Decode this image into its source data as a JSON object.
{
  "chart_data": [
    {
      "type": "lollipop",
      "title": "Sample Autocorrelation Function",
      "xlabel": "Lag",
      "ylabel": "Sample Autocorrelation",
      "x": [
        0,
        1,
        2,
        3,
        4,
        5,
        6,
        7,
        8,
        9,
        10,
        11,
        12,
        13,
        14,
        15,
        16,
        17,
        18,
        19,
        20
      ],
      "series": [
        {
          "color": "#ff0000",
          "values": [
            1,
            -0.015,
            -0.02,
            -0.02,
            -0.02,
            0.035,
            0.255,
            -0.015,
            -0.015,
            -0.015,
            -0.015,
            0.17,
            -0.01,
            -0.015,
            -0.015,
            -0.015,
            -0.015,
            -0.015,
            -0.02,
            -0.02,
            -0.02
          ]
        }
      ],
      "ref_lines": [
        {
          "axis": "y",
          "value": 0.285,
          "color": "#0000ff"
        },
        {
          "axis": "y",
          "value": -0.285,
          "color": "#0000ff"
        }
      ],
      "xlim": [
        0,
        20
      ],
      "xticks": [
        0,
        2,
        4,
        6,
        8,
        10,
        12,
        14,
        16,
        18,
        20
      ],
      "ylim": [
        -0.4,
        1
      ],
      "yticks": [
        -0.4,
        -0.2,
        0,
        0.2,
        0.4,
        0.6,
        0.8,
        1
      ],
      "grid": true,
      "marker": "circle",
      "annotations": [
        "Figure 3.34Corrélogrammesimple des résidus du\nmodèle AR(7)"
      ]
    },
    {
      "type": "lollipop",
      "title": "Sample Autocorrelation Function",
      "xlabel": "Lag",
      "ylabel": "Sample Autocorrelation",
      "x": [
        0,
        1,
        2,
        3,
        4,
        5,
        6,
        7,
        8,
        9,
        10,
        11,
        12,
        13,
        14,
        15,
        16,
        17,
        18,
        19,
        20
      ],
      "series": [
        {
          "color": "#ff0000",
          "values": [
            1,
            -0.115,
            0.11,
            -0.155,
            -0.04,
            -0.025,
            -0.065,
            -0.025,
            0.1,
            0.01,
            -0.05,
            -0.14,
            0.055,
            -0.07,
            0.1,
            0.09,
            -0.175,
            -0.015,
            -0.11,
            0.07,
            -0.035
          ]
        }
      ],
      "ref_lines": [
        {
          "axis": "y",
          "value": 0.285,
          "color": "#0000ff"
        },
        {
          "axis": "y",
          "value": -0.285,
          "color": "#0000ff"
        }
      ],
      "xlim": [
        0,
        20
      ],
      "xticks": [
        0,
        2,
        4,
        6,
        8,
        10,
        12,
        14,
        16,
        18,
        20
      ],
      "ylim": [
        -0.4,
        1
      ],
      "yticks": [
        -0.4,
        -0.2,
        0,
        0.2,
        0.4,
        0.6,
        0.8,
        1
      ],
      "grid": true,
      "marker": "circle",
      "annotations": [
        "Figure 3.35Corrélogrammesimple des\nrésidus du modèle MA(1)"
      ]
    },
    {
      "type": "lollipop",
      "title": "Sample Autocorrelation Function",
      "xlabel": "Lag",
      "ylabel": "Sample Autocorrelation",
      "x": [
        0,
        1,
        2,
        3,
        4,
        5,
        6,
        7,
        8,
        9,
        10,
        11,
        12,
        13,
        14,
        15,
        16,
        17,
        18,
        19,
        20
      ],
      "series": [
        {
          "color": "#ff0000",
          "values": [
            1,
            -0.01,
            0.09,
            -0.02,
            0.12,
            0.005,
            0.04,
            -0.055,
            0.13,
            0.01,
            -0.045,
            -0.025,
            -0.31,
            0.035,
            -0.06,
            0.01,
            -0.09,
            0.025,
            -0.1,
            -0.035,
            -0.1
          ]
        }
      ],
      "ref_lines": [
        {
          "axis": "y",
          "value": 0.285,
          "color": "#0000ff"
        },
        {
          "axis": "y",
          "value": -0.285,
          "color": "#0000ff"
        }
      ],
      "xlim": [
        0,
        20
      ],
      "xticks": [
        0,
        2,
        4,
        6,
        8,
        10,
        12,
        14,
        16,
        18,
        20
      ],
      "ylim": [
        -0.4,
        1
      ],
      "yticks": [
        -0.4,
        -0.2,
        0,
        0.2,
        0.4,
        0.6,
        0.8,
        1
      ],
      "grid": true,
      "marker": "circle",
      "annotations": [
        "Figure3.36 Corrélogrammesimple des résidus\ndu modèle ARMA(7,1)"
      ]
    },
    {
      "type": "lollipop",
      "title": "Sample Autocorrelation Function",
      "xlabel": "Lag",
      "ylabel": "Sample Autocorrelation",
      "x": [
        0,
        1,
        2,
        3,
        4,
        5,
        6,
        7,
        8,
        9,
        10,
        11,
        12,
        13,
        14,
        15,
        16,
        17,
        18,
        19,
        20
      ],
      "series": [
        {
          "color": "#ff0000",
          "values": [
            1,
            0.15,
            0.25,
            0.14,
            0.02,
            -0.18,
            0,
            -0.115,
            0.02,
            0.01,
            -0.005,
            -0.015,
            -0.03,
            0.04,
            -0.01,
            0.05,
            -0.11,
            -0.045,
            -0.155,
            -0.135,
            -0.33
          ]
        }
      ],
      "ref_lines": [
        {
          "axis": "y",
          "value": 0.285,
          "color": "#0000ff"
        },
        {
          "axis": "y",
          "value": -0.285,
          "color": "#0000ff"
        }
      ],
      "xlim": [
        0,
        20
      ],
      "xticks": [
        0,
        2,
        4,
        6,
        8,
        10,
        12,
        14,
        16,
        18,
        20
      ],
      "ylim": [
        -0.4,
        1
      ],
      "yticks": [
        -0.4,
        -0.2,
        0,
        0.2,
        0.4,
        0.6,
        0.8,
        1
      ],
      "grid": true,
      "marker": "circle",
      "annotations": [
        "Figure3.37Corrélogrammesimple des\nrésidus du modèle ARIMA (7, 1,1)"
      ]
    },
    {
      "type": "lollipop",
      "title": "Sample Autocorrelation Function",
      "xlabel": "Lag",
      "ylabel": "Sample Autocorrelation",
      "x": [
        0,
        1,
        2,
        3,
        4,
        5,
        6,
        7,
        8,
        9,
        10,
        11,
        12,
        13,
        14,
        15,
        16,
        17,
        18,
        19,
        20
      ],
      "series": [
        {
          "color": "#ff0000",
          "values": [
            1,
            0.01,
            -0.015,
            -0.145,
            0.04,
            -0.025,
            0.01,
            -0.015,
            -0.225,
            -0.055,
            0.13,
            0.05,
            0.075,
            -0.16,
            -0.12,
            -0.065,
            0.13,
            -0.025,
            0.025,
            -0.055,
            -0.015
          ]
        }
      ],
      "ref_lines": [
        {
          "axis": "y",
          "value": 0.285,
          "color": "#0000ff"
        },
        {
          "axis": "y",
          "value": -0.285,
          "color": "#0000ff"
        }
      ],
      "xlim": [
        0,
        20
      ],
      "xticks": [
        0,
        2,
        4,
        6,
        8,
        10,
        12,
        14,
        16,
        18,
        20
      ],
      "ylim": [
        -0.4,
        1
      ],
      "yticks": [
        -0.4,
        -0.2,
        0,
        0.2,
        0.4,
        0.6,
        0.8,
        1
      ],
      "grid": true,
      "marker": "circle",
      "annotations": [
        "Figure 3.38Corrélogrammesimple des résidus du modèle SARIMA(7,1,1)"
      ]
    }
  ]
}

- - -

Short task ▸ Output the lines above verbatim and in full.

Task response ▸
Decode this image into its source data as a JSON object.
{
  "chart_data": [
    {
      "type": "lollipop",
      "title": "Sample Autocorrelation Function",
      "xlabel": "Lag",
      "ylabel": "Sample Autocorrelation",
      "x": [
        0,
        1,
        2,
        3,
        4,
        5,
        6,
        7,
        8,
        9,
        10,
        11,
        12,
        13,
        14,
        15,
        16,
        17,
        18,
        19,
        20
      ],
      "series": [
        {
          "color": "#ff0000",
          "values": [
            1,
            -0.015,
            -0.02,
            -0.02,
            -0.02,
            0.035,
            0.255,
            -0.015,
            -0.015,
            -0.015,
            -0.015,
            0.17,
            -0.01,
            -0.015,
            -0.015,
            -0.015,
            -0.015,
            -0.015,
            -0.02,
            -0.02,
            -0.02
          ]
        }
      ],
      "ref_lines": [
        {
          "axis": "y",
          "value": 0.285,
          "color": "#0000ff"
        },
        {
          "axis": "y",
          "value": -0.285,
          "color": "#0000ff"
        }
      ],
      "xlim": [
        0,
        20
      ],
      "xticks": [
        0,
        2,
        4,
        6,
        8,
        10,
        12,
        14,
        16,
        18,
        20
      ],
      "ylim": [
        -0.4,
        1
      ],
      "yticks": [
        -0.4,
        -0.2,
        0,
        0.2,
        0.4,
        0.6,
        0.8,
        1
      ],
      "grid": true,
      "marker": "circle",
      "annotations": [
        "Figure 3.34Corrélogrammesimple des résidus du\nmodèle AR(7)"
      ]
    },
    {
      "type": "lollipop",
      "title": "Sample Autocorrelation Function",
      "xlabel": "Lag",
      "ylabel": "Sample Autocorrelation",
      "x": [
        0,
        1,
        2,
        3,
        4,
        5,
        6,
        7,
        8,
        9,
        10,
        11,
        12,
        13,
        14,
        15,
        16,
        17,
        18,
        19,
        20
      ],
      "series": [
        {
          "color": "#ff0000",
          "values": [
            1,
            -0.115,
            0.11,
            -0.155,
            -0.04,
            -0.025,
            -0.065,
            -0.025,
            0.1,
            0.01,
            -0.05,
            -0.14,
            0.055,
            -0.07,
            0.1,
            0.09,
            -0.175,
            -0.015,
            -0.11,
            0.07,
            -0.035
          ]
        }
      ],
      "ref_lines": [
        {
          "axis": "y",
          "value": 0.285,
          "color": "#0000ff"
        },
        {
          "axis": "y",
          "value": -0.285,
          "color": "#0000ff"
        }
      ],
      "xlim": [
        0,
        20
      ],
      "xticks": [
        0,
        2,
        4,
        6,
        8,
        10,
        12,
        14,
        16,
        18,
        20
      ],
      "ylim": [
        -0.4,
        1
      ],
      "yticks": [
        -0.4,
        -0.2,
        0,
        0.2,
        0.4,
        0.6,
        0.8,
        1
      ],
      "grid": true,
      "marker": "circle",
      "annotations": [
        "Figure 3.35Corrélogrammesimple des\nrésidus du modèle MA(1)"
      ]
    },
    {
      "type": "lollipop",
      "title": "Sample Autocorrelation Function",
      "xlabel": "Lag",
      "ylabel": "Sample Autocorrelation",
      "x": [
        0,
        1,
        2,
        3,
        4,
        5,
        6,
        7,
        8,
        9,
        10,
        11,
        12,
        13,
        14,
        15,
        16,
        17,
        18,
        19,
        20
      ],
      "series": [
        {
          "color": "#ff0000",
          "values": [
            1,
            -0.01,
            0.09,
            -0.02,
            0.12,
            0.005,
            0.04,
            -0.055,
            0.13,
            0.01,
            -0.045,
            -0.025,
            -0.31,
            0.035,
            -0.06,
            0.01,
            -0.09,
            0.025,
            -0.1,
            -0.035,
            -0.1
          ]
        }
      ],
      "ref_lines": [
        {
          "axis": "y",
          "value": 0.285,
          "color": "#0000ff"
        },
        {
          "axis": "y",
          "value": -0.285,
          "color": "#0000ff"
        }
      ],
      "xlim": [
        0,
        20
      ],
      "xticks": [
        0,
        2,
        4,
        6,
        8,
        10,
        12,
        14,
        16,
        18,
        20
      ],
      "ylim": [
        -0.4,
        1
      ],
      "yticks": [
        -0.4,
        -0.2,
        0,
        0.2,
        0.4,
        0.6,
        0.8,
        1
      ],
      "grid": true,
      "marker": "circle",
      "annotations": [
        "Figure3.36 Corrélogrammesimple des résidus\ndu modèle ARMA(7,1)"
      ]
    },
    {
      "type": "lollipop",
      "title": "Sample Autocorrelation Function",
      "xlabel": "Lag",
      "ylabel": "Sample Autocorrelation",
      "x": [
        0,
        1,
        2,
        3,
        4,
        5,
        6,
        7,
        8,
        9,
        10,
        11,
        12,
        13,
        14,
        15,
        16,
        17,
        18,
        19,
        20
      ],
      "series": [
        {
          "color": "#ff0000",
          "values": [
            1,
            0.15,
            0.25,
            0.14,
            0.02,
            -0.18,
            0,
            -0.115,
            0.02,
            0.01,
            -0.005,
            -0.015,
            -0.03,
            0.04,
            -0.01,
            0.05,
            -0.11,
            -0.045,
            -0.155,
            -0.135,
            -0.33
          ]
        }
      ],
      "ref_lines": [
        {
          "axis": "y",
          "value": 0.285,
          "color": "#0000ff"
        },
        {
          "axis": "y",
          "value": -0.285,
          "color": "#0000ff"
        }
      ],
      "xlim": [
        0,
        20
      ],
      "xticks": [
        0,
        2,
        4,
        6,
        8,
        10,
        12,
        14,
        16,
        18,
        20
      ],
      "ylim": [
        -0.4,
        1
      ],
      "yticks": [
        -0.4,
        -0.2,
        0,
        0.2,
        0.4,
        0.6,
        0.8,
        1
      ],
      "grid": true,
      "marker": "circle",
      "annotations": [
        "Figure3.37Corrélogrammesimple des\nrésidus du modèle ARIMA (7, 1,1)"
      ]
    },
    {
      "type": "lollipop",
      "title": "Sample Autocorrelation Function",
      "xlabel": "Lag",
      "ylabel": "Sample Autocorrelation",
      "x": [
        0,
        1,
        2,
        3,
        4,
        5,
        6,
        7,
        8,
        9,
        10,
        11,
        12,
        13,
        14,
        15,
        16,
        17,
        18,
        19,
        20
      ],
      "series": [
        {
          "color": "#ff0000",
          "values": [
            1,
            0.01,
            -0.015,
            -0.145,
            0.04,
            -0.025,
            0.01,
            -0.015,
            -0.225,
            -0.055,
            0.13,
            0.05,
            0.075,
            -0.16,
            -0.12,
            -0.065,
            0.13,
            -0.025,
            0.025,
            -0.055,
            -0.015
          ]
        }
      ],
      "ref_lines": [
        {
          "axis": "y",
          "value": 0.285,
          "color": "#0000ff"
        },
        {
          "axis": "y",
          "value": -0.285,
          "color": "#0000ff"
        }
      ],
      "xlim": [
        0,
        20
      ],
      "xticks": [
        0,
        2,
        4,
        6,
        8,
        10,
        12,
        14,
        16,
        18,
        20
      ],
      "ylim": [
        -0.4,
        1
      ],
      "yticks": [
        -0.4,
        -0.2,
        0,
        0.2,
        0.4,
        0.6,
        0.8,
        1
      ],
      "grid": true,
      "marker": "circle",
      "annotations": [
        "Figure 3.38Corrélogrammesimple des résidus du modèle SARIMA(7,1,1)"
      ]
    }
  ]
}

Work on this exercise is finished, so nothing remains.